-- Start Entries provided --

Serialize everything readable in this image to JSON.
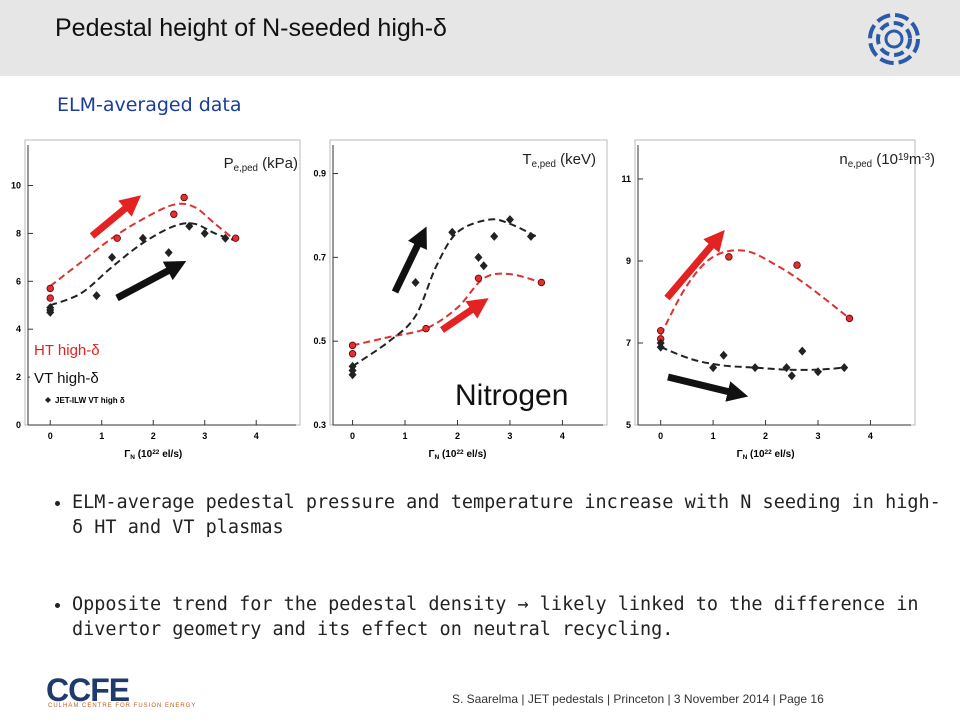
{
  "header": {
    "title": "Pedestal height of N-seeded high-δ"
  },
  "subtitle": "ELM-averaged data",
  "panels": [
    {
      "y_label": [
        {
          "t": "P"
        },
        {
          "t": "e,ped",
          "s": "sub"
        },
        {
          "t": " (kPa)"
        }
      ],
      "x_label": [
        {
          "t": "Γ"
        },
        {
          "t": "N",
          "s": "sub"
        },
        {
          "t": " (10"
        },
        {
          "t": "22",
          "s": "sup"
        },
        {
          "t": " el/s)"
        }
      ],
      "xlim": [
        -0.49,
        4.85
      ],
      "ylim": [
        0,
        11.9
      ],
      "xticks": [
        0,
        1,
        2,
        3,
        4
      ],
      "yticks": [
        0,
        2,
        4,
        6,
        8,
        10
      ],
      "series": [
        {
          "color": "#e03030",
          "x": [
            0,
            0,
            1.3,
            2.4,
            2.6,
            3.6
          ],
          "y": [
            5.7,
            5.3,
            7.8,
            8.8,
            9.5,
            7.8
          ]
        },
        {
          "color": "#222222",
          "x": [
            0,
            0,
            0,
            0.9,
            1.2,
            1.8,
            2.3,
            2.7,
            3.0,
            3.4
          ],
          "y": [
            4.9,
            4.7,
            4.8,
            5.4,
            7.0,
            7.8,
            7.2,
            8.3,
            8.0,
            7.8
          ]
        }
      ],
      "fits": [
        {
          "color": "#e03030",
          "x": [
            0,
            0.6,
            1.2,
            1.8,
            2.4,
            2.8,
            3.2,
            3.6
          ],
          "y": [
            5.8,
            6.8,
            7.8,
            8.6,
            9.2,
            9.1,
            8.4,
            7.7
          ]
        },
        {
          "color": "#222222",
          "x": [
            0,
            0.6,
            1.2,
            1.8,
            2.4,
            2.8,
            3.2,
            3.6
          ],
          "y": [
            5.0,
            5.5,
            6.6,
            7.6,
            8.3,
            8.4,
            8.0,
            7.7
          ]
        }
      ]
    },
    {
      "y_label": [
        {
          "t": "T"
        },
        {
          "t": "e,ped",
          "s": "sub"
        },
        {
          "t": " (keV)"
        }
      ],
      "x_label": [
        {
          "t": "Γ"
        },
        {
          "t": "N",
          "s": "sub"
        },
        {
          "t": " (10"
        },
        {
          "t": "22",
          "s": "sup"
        },
        {
          "t": " el/s)"
        }
      ],
      "xlim": [
        -0.43,
        4.85
      ],
      "ylim": [
        0.3,
        0.98
      ],
      "xticks": [
        0,
        1,
        2,
        3,
        4
      ],
      "yticks": [
        0.3,
        0.5,
        0.7,
        0.9
      ],
      "series": [
        {
          "color": "#e03030",
          "x": [
            0,
            0,
            1.4,
            2.4,
            3.6
          ],
          "y": [
            0.49,
            0.47,
            0.53,
            0.65,
            0.64
          ]
        },
        {
          "color": "#222222",
          "x": [
            0,
            0,
            0,
            1.2,
            1.9,
            2.4,
            2.5,
            2.7,
            3.0,
            3.4
          ],
          "y": [
            0.43,
            0.42,
            0.44,
            0.64,
            0.76,
            0.7,
            0.68,
            0.75,
            0.79,
            0.75
          ]
        }
      ],
      "fits": [
        {
          "color": "#e03030",
          "x": [
            0,
            0.7,
            1.4,
            2.0,
            2.5,
            3.0,
            3.6
          ],
          "y": [
            0.49,
            0.51,
            0.53,
            0.58,
            0.65,
            0.66,
            0.64
          ]
        },
        {
          "color": "#222222",
          "x": [
            0,
            0.7,
            1.2,
            1.6,
            2.0,
            2.6,
            3.0,
            3.5
          ],
          "y": [
            0.44,
            0.5,
            0.56,
            0.68,
            0.76,
            0.79,
            0.78,
            0.75
          ]
        }
      ]
    },
    {
      "y_label": [
        {
          "t": "n"
        },
        {
          "t": "e,ped",
          "s": "sub"
        },
        {
          "t": " (10"
        },
        {
          "t": "19",
          "s": "sup"
        },
        {
          "t": "m"
        },
        {
          "t": "-3",
          "s": "sup"
        },
        {
          "t": ")"
        }
      ],
      "x_label": [
        {
          "t": "Γ"
        },
        {
          "t": "N",
          "s": "sub"
        },
        {
          "t": " (10"
        },
        {
          "t": "22",
          "s": "sup"
        },
        {
          "t": " el/s)"
        }
      ],
      "xlim": [
        -0.49,
        4.85
      ],
      "ylim": [
        5,
        11.95
      ],
      "xticks": [
        0,
        1,
        2,
        3,
        4
      ],
      "yticks": [
        5,
        7,
        9,
        11
      ],
      "series": [
        {
          "color": "#e03030",
          "x": [
            0,
            0,
            1.3,
            2.6,
            3.6
          ],
          "y": [
            7.3,
            7.1,
            9.1,
            8.9,
            7.6
          ]
        },
        {
          "color": "#222222",
          "x": [
            0,
            0,
            1.0,
            1.2,
            1.8,
            2.4,
            2.5,
            2.7,
            3.0,
            3.5
          ],
          "y": [
            7.0,
            6.9,
            6.4,
            6.7,
            6.4,
            6.4,
            6.2,
            6.8,
            6.3,
            6.4
          ]
        }
      ],
      "fits": [
        {
          "color": "#e03030",
          "x": [
            0,
            0.5,
            1.0,
            1.6,
            2.2,
            2.8,
            3.6
          ],
          "y": [
            7.2,
            8.4,
            9.1,
            9.25,
            8.9,
            8.4,
            7.6
          ]
        },
        {
          "color": "#222222",
          "x": [
            0,
            0.6,
            1.2,
            1.8,
            2.4,
            3.0,
            3.5
          ],
          "y": [
            6.9,
            6.6,
            6.45,
            6.4,
            6.35,
            6.35,
            6.4
          ]
        }
      ]
    }
  ],
  "legend": {
    "ht": "HT high-δ",
    "vt": "VT high-δ",
    "jet": "JET-ILW VT high δ"
  },
  "annotation": "Nitrogen",
  "bullets": [
    "ELM-average pedestal pressure and temperature increase with N seeding in high-δ HT and VT plasmas",
    "Opposite trend for the pedestal density → likely linked to the difference in divertor geometry and its effect on neutral recycling."
  ],
  "footer": {
    "logo": "CCFE",
    "logo_sub": "CULHAM CENTRE FOR FUSION ENERGY",
    "text": "S. Saarelma | JET pedestals | Princeton | 3 November 2014 | Page 16"
  }
}
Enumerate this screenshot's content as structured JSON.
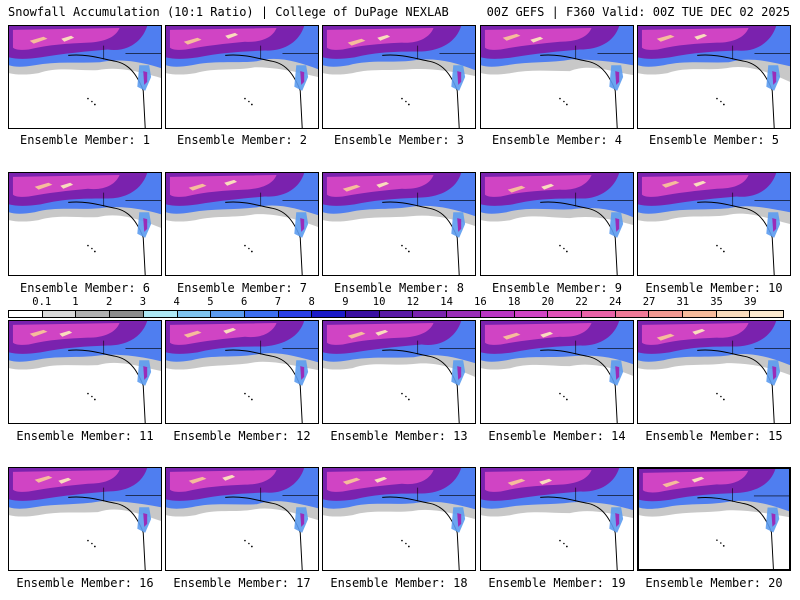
{
  "header": {
    "left": "Snowfall Accumulation (10:1 Ratio) | College of DuPage NEXLAB",
    "right": "00Z GEFS | F360 Valid: 00Z TUE DEC 02 2025"
  },
  "label_prefix": "Ensemble Member: ",
  "members": [
    "1",
    "2",
    "3",
    "4",
    "5",
    "6",
    "7",
    "8",
    "9",
    "10",
    "11",
    "12",
    "13",
    "14",
    "15",
    "16",
    "17",
    "18",
    "19",
    "20"
  ],
  "highlighted_member": "20",
  "colorbar": {
    "labels": [
      "0.1",
      "1",
      "2",
      "3",
      "4",
      "5",
      "6",
      "7",
      "8",
      "9",
      "10",
      "12",
      "14",
      "16",
      "18",
      "20",
      "22",
      "24",
      "27",
      "31",
      "35",
      "39"
    ],
    "colors": [
      "#ffffff",
      "#d9d9d9",
      "#b0b0b0",
      "#8c8c8c",
      "#aee8f5",
      "#7fc4f0",
      "#5b9bef",
      "#3d6ff0",
      "#2a3fe6",
      "#1b1bc8",
      "#3a0fa0",
      "#5a1aa6",
      "#7a22ae",
      "#9a2cb8",
      "#b936c2",
      "#d044c4",
      "#e052b8",
      "#ea62a8",
      "#f07a98",
      "#f39a92",
      "#f6bc9c",
      "#f9dcbd",
      "#fbe9cf"
    ]
  }
}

-- End Entries provided --

Track down all lines above with the string "JSON" and copy them.

Output:
Serialize everything readable in this image to JSON.
Enumerate this screenshot's content as structured JSON.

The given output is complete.